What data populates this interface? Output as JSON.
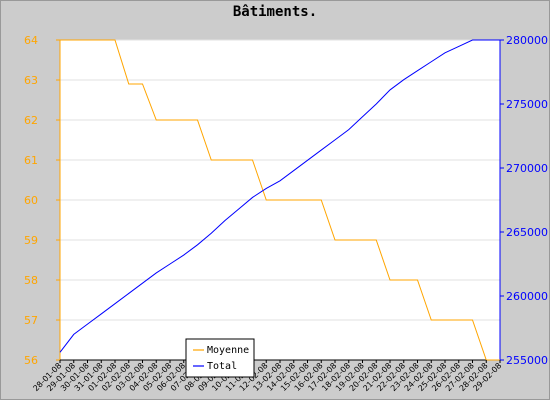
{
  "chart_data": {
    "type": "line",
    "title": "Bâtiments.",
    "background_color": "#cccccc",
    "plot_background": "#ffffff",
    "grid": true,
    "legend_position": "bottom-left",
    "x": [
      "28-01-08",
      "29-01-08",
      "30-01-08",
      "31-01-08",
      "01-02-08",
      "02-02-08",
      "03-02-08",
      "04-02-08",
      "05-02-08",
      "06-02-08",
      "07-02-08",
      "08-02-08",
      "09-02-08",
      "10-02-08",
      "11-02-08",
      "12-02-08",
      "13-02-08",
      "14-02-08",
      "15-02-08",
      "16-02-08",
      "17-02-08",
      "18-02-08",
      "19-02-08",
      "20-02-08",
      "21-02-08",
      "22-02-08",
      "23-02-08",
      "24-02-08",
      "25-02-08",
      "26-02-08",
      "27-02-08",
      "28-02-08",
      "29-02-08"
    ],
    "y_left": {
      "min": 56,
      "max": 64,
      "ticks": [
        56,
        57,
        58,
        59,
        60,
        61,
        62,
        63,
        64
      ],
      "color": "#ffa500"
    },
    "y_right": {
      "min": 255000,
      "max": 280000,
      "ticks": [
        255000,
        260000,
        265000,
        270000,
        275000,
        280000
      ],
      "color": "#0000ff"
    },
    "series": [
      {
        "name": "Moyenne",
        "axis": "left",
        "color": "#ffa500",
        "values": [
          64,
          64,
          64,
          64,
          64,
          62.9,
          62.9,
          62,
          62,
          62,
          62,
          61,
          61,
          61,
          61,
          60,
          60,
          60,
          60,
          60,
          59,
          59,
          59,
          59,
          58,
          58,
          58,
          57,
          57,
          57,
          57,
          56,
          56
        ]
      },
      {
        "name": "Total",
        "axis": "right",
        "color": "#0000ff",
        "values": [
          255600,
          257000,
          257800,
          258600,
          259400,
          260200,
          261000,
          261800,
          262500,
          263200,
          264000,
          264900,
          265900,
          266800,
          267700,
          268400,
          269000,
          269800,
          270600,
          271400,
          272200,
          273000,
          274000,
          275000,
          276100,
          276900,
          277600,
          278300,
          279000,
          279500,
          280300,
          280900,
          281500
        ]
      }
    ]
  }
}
.....
§ Work to complete
The pictures should not be reproduced; quote all of the other material exactly.

§ Output
What data populates this interface? Output as JSON.
{
  "chart_data": {
    "type": "line",
    "title": "Bâtiments.",
    "background_color": "#cccccc",
    "plot_background": "#ffffff",
    "grid": true,
    "legend_position": "bottom-left",
    "x": [
      "28-01-08",
      "29-01-08",
      "30-01-08",
      "31-01-08",
      "01-02-08",
      "02-02-08",
      "03-02-08",
      "04-02-08",
      "05-02-08",
      "06-02-08",
      "07-02-08",
      "08-02-08",
      "09-02-08",
      "10-02-08",
      "11-02-08",
      "12-02-08",
      "13-02-08",
      "14-02-08",
      "15-02-08",
      "16-02-08",
      "17-02-08",
      "18-02-08",
      "19-02-08",
      "20-02-08",
      "21-02-08",
      "22-02-08",
      "23-02-08",
      "24-02-08",
      "25-02-08",
      "26-02-08",
      "27-02-08",
      "28-02-08",
      "29-02-08"
    ],
    "y_left": {
      "min": 56,
      "max": 64,
      "ticks": [
        56,
        57,
        58,
        59,
        60,
        61,
        62,
        63,
        64
      ],
      "color": "#ffa500"
    },
    "y_right": {
      "min": 255000,
      "max": 280000,
      "ticks": [
        255000,
        260000,
        265000,
        270000,
        275000,
        280000
      ],
      "color": "#0000ff"
    },
    "series": [
      {
        "name": "Moyenne",
        "axis": "left",
        "color": "#ffa500",
        "values": [
          64,
          64,
          64,
          64,
          64,
          62.9,
          62.9,
          62,
          62,
          62,
          62,
          61,
          61,
          61,
          61,
          60,
          60,
          60,
          60,
          60,
          59,
          59,
          59,
          59,
          58,
          58,
          58,
          57,
          57,
          57,
          57,
          56,
          56
        ]
      },
      {
        "name": "Total",
        "axis": "right",
        "color": "#0000ff",
        "values": [
          255600,
          257000,
          257800,
          258600,
          259400,
          260200,
          261000,
          261800,
          262500,
          263200,
          264000,
          264900,
          265900,
          266800,
          267700,
          268400,
          269000,
          269800,
          270600,
          271400,
          272200,
          273000,
          274000,
          275000,
          276100,
          276900,
          277600,
          278300,
          279000,
          279500,
          280300,
          280900,
          281500
        ]
      }
    ]
  }
}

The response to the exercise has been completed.